Data released by the US Department of Commerce on 30 August showed that headline and core (excluding food and energy) personal consumption expenditure (PCE) inflation rose by 1.4% and 1.6% respectively in July, year-on-year. So core PCE inflation continues to sit at around 0.40% below target, supported mostly by robust shelter inflation, while core goods price inflation hovers at around zero (despite the imposition of tariffs on a now broader range Chinese imports) and (pro-cyclical) non-shelter services inflation remains muted despite evidence of pipeline pressures and a tightening labour market.
Core personal consumption expenditure (PCE) is considered the most important inflation measure for the US Federal Reserve’s (the Fed) policy decisions. Over the last 10 years, core PCE has tended to err on the low side of the Fed’s target of 2.0 % year-on-year. The index has remained below target throughout 2019 despite low rates of unemployment.
Exhibit 1: Weak inflation – US core personal consumption expenditure (PCE) inflation rose by 1.6% in July, year-on-year
Weak inflation data remains a puzzle
The limited sensitivity of procyclical component inflation to changes in labour market slack remains puzzling, as much to the Fed as to investors. Suggestions that companies do not have pricing power and must therefore absorb higher costs into their margins are at odds with evidence of margins being high in many industries. An alternative explanation may be that productivity, after many years of stagnation, is now growing faster than official measures suggest, which may be keeping unit labour costs contained.

§ **Entries shown**
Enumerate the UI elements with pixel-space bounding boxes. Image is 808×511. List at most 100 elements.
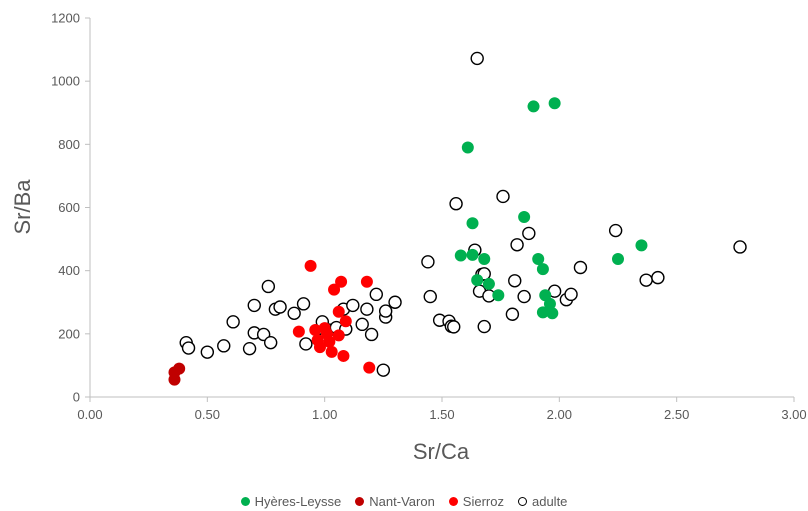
legend-item-hyeres-leysse: Hyères-Leysse bbox=[240, 493, 342, 509]
data-point-sierroz bbox=[360, 275, 373, 288]
x-tick-label: 1.00 bbox=[312, 407, 337, 422]
x-tick-label: 2.00 bbox=[547, 407, 572, 422]
y-tick-label: 600 bbox=[58, 200, 80, 215]
y-tick-label: 400 bbox=[58, 263, 80, 278]
data-point-sierroz bbox=[292, 325, 305, 338]
data-point-adulte bbox=[447, 320, 461, 334]
x-tick-label: 0.00 bbox=[77, 407, 102, 422]
data-point-hyeres-leysse bbox=[478, 252, 491, 265]
data-point-adulte bbox=[263, 335, 278, 350]
x-tick-label: 2.50 bbox=[664, 407, 689, 422]
data-point-adulte bbox=[217, 339, 231, 353]
legend-marker-darkred-icon bbox=[355, 496, 365, 506]
x-tick-label: 3.00 bbox=[781, 407, 806, 422]
data-point-sierroz bbox=[309, 324, 322, 337]
data-point-sierroz bbox=[363, 361, 376, 374]
data-point-adulte bbox=[477, 319, 491, 334]
data-point-hyeres-leysse bbox=[548, 97, 561, 110]
data-point-hyeres-leysse bbox=[532, 252, 545, 265]
data-point-adulte bbox=[181, 341, 196, 355]
data-point-hyeres-leysse bbox=[612, 252, 624, 265]
data-point-adulte bbox=[423, 289, 437, 304]
legend-marker-open-circle-icon bbox=[517, 496, 527, 506]
data-point-adulte bbox=[564, 287, 578, 302]
data-point-sierroz bbox=[313, 341, 326, 354]
legend-label: Hyères-Leysse bbox=[254, 493, 342, 509]
data-point-hyeres-leysse bbox=[492, 289, 505, 302]
data-point-adulte bbox=[376, 363, 391, 377]
data-point-adulte bbox=[388, 295, 402, 309]
x-axis-title: Sr/Ca bbox=[413, 439, 470, 464]
data-point-sierroz bbox=[335, 275, 348, 288]
data-point-hyeres-leysse bbox=[546, 307, 559, 320]
y-tick-label: 200 bbox=[58, 326, 80, 341]
scatter-chart: 0.00 0.50 1.00 1.50 2.00 2.50 3.00 0 200 400 600 80… bbox=[10, 11, 807, 465]
data-point-hyeres-leysse bbox=[543, 297, 556, 310]
data-point-hyeres-leysse bbox=[518, 210, 531, 223]
legend-label: Sierroz bbox=[462, 493, 504, 509]
data-point-adulte bbox=[449, 197, 463, 211]
data-point-sierroz bbox=[332, 329, 345, 342]
data-point-nant-varon bbox=[168, 373, 181, 386]
data-point-adulte bbox=[608, 223, 623, 238]
data-point-adulte bbox=[355, 317, 369, 332]
data-point-hyeres-leysse bbox=[536, 306, 549, 319]
data-point-hyeres-leysse bbox=[482, 277, 495, 290]
data-point-adulte bbox=[200, 345, 215, 359]
data-point-adulte bbox=[639, 273, 653, 287]
data-point-adulte bbox=[517, 289, 531, 304]
legend-label: adulte bbox=[531, 493, 568, 509]
legend-marker-red-icon bbox=[448, 496, 458, 506]
data-point-adulte bbox=[510, 238, 524, 252]
data-point-sierroz bbox=[328, 283, 341, 296]
data-point-sierroz bbox=[323, 335, 336, 348]
x-tick-label: 0.50 bbox=[195, 407, 220, 422]
data-point-adulte bbox=[378, 304, 393, 318]
y-axis-title: Sr/Ba bbox=[10, 179, 35, 235]
data-point-sierroz bbox=[304, 259, 317, 272]
data-point-nant-varon bbox=[173, 362, 186, 375]
legend-item-sierroz: Sierroz bbox=[448, 493, 504, 509]
data-point-sierroz bbox=[339, 315, 352, 328]
data-point-adulte bbox=[226, 315, 240, 329]
data-points bbox=[168, 51, 747, 386]
legend: Hyères-Leysse Nant-Varon Sierroz adulte bbox=[0, 491, 808, 511]
data-point-hyeres-leysse bbox=[471, 274, 484, 287]
data-point-adulte bbox=[470, 51, 484, 66]
data-point-adulte bbox=[273, 300, 287, 314]
data-point-adulte bbox=[421, 255, 435, 269]
legend-item-adulte: adulte bbox=[517, 493, 568, 509]
data-point-sierroz bbox=[337, 349, 350, 362]
data-point-hyeres-leysse bbox=[527, 100, 540, 113]
data-point-hyeres-leysse bbox=[461, 141, 474, 154]
data-point-hyeres-leysse bbox=[466, 217, 479, 230]
data-point-adulte bbox=[364, 327, 379, 342]
legend-label: Nant-Varon bbox=[369, 493, 435, 509]
y-tick-label: 0 bbox=[73, 390, 80, 405]
legend-item-nant-varon: Nant-Varon bbox=[355, 494, 435, 509]
x-tick-label: 1.50 bbox=[429, 407, 454, 422]
y-tick-label: 1200 bbox=[51, 11, 80, 26]
data-point-adulte bbox=[505, 307, 520, 321]
data-point-adulte bbox=[573, 260, 588, 275]
data-point-adulte bbox=[242, 341, 257, 356]
data-point-hyeres-leysse bbox=[536, 263, 549, 276]
data-point-hyeres-leysse bbox=[635, 239, 648, 252]
data-point-adulte bbox=[360, 302, 374, 316]
data-point-adulte bbox=[346, 298, 360, 313]
data-point-sierroz bbox=[325, 345, 338, 358]
data-point-adulte bbox=[508, 274, 522, 288]
data-point-adulte bbox=[247, 298, 261, 313]
y-tick-label: 1000 bbox=[51, 74, 80, 89]
data-point-adulte bbox=[299, 337, 313, 351]
data-point-hyeres-leysse bbox=[454, 249, 467, 262]
data-point-adulte bbox=[369, 287, 383, 302]
data-point-adulte bbox=[496, 189, 510, 204]
data-point-adulte bbox=[296, 297, 311, 311]
y-tick-label: 800 bbox=[58, 137, 80, 152]
data-point-adulte bbox=[287, 306, 301, 321]
data-point-adulte bbox=[733, 240, 747, 254]
data-point-hyeres-leysse bbox=[466, 248, 479, 261]
legend-marker-green-icon bbox=[240, 496, 250, 506]
data-point-adulte bbox=[651, 270, 665, 285]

§ **Required tasks**
a) Rewrite the passage on US inflation, starting at "Data released by" and ending at "tightening labour market.", with "July" changed to "June".
b) Format the lines of the records starting at the line containing "bbox=[240, 493, 342, 509]" and ending at the line containing "data-point-adulte bbox=[447, 320, 461, 334]" as a JSON list of strings, one string per line, skipping blank lines.
The records have no connection to the text on US inflation.

§ **Worked solutions**
a)
Data released by the US Department of Commerce on 30 August showed that headline and core (excluding food and energy) personal consumption expenditure (PCE) inflation rose by 1.4% and 1.6% respectively in June, year-on-year. So core PCE inflation continues to sit at around 0.40% below target, supported mostly by robust shelter inflation, while core goods price inflation hovers at around zero (despite the imposition of tariffs on a now broader range Chinese imports) and (pro-cyclical) non-shelter services inflation remains muted despite evidence of pipeline pressures and a tightening labour market.

b)
[
  "legend-item-hyeres-leysse: Hyères-Leysse bbox=[240, 493, 342, 509]",
  "data-point-sierroz bbox=[360, 275, 373, 288]",
  "x-tick-label: 1.00 bbox=[312, 407, 337, 422]",
  "x-tick-label: 2.00 bbox=[547, 407, 572, 422]",
  "y-tick-label: 600 bbox=[58, 200, 80, 215]",
  "y-tick-label: 400 bbox=[58, 263, 80, 278]",
  "data-point-sierroz bbox=[292, 325, 305, 338]",
  "data-point-adulte bbox=[447, 320, 461, 334]"
]